• GIVEN INSTRUCTION: Every line that holds "Dekadal" should be shown.

>>

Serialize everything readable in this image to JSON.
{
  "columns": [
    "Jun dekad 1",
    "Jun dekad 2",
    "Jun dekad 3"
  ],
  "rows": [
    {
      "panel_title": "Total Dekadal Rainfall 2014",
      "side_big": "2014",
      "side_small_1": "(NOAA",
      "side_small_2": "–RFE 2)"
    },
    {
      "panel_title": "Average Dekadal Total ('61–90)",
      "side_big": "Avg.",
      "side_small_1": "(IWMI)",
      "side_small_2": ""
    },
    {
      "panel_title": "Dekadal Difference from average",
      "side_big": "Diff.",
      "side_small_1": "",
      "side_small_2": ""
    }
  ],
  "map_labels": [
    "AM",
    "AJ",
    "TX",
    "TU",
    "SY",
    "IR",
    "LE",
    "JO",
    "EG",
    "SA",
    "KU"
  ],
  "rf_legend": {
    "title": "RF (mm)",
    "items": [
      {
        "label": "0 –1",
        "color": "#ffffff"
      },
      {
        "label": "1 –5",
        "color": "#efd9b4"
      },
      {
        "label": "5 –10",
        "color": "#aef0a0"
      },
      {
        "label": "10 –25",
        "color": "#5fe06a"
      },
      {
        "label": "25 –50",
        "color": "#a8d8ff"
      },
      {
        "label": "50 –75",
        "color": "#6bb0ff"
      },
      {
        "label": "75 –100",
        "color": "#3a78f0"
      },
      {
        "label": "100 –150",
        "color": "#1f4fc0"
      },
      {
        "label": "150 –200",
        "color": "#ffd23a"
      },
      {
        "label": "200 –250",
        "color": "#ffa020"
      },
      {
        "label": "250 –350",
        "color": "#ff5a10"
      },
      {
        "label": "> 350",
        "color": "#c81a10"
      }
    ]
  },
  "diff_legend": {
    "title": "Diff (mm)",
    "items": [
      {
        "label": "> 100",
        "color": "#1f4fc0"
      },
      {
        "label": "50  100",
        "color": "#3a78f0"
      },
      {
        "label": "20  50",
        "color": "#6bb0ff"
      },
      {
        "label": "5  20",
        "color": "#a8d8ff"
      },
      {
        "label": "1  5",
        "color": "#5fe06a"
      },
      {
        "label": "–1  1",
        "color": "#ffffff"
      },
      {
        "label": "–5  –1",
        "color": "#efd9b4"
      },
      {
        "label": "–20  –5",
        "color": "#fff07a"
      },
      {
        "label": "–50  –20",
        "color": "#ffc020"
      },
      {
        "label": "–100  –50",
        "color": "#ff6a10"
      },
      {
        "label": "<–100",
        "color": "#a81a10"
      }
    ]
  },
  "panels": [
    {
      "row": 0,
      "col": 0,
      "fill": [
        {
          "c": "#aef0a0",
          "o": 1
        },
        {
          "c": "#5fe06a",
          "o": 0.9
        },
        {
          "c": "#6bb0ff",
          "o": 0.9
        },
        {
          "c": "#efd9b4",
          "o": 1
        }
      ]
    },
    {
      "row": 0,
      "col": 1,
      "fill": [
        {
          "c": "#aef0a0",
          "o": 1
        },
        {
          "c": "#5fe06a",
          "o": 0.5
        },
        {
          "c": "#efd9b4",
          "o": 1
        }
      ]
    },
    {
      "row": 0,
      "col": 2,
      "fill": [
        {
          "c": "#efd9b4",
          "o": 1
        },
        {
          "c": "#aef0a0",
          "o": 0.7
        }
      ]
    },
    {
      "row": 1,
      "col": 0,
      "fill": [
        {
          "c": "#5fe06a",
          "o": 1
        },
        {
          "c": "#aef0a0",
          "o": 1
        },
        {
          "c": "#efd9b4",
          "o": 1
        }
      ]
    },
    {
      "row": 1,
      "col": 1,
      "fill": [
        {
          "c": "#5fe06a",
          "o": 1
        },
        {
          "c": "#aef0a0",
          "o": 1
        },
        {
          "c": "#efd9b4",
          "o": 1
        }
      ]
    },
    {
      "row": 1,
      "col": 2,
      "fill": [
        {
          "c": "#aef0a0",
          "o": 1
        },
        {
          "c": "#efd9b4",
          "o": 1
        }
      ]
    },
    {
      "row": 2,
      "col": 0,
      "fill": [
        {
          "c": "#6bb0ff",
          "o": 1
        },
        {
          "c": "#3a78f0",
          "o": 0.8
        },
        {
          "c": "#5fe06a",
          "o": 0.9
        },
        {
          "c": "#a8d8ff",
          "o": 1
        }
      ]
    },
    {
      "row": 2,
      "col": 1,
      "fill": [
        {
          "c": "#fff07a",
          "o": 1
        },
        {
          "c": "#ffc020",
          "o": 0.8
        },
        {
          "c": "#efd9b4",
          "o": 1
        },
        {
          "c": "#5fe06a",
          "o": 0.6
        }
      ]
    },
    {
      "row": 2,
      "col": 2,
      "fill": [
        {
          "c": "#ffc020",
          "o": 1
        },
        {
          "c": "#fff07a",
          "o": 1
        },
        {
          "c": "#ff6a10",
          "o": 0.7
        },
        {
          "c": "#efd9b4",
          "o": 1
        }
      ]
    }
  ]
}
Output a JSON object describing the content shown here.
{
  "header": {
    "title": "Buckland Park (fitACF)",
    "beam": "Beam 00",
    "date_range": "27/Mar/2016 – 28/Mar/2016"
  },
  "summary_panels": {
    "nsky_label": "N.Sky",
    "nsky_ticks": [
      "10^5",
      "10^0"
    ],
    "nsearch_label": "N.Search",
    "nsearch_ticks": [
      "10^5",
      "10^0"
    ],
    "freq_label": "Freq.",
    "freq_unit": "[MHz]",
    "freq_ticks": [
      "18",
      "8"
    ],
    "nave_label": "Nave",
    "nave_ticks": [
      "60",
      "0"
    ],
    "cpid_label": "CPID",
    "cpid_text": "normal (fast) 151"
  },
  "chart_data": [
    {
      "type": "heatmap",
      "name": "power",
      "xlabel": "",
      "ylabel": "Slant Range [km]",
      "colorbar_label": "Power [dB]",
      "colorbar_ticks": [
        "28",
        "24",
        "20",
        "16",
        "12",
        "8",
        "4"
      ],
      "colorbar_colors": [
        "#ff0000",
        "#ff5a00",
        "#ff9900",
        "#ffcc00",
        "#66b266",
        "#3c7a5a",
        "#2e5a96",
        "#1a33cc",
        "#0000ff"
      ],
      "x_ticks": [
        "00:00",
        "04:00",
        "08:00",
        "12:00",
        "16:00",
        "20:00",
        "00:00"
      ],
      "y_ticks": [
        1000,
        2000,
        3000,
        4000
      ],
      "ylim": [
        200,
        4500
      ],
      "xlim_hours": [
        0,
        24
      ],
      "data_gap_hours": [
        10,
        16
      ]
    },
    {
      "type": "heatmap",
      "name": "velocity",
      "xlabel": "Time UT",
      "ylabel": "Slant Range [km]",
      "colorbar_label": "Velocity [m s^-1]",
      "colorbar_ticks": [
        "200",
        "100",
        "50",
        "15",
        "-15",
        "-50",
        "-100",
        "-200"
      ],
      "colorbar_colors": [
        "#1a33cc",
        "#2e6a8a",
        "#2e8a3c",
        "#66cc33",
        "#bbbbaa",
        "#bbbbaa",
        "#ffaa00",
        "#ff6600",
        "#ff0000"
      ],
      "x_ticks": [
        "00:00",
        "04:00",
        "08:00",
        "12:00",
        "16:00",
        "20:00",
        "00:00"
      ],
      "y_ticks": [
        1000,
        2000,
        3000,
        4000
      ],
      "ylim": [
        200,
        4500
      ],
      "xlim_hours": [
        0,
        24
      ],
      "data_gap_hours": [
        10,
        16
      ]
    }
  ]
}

<<

• SOLUTION:
      "panel_title": "Total Dekadal Rainfall 2014",
      "panel_title": "Average Dekadal Total ('61–90)",
      "panel_title": "Dekadal Difference from average",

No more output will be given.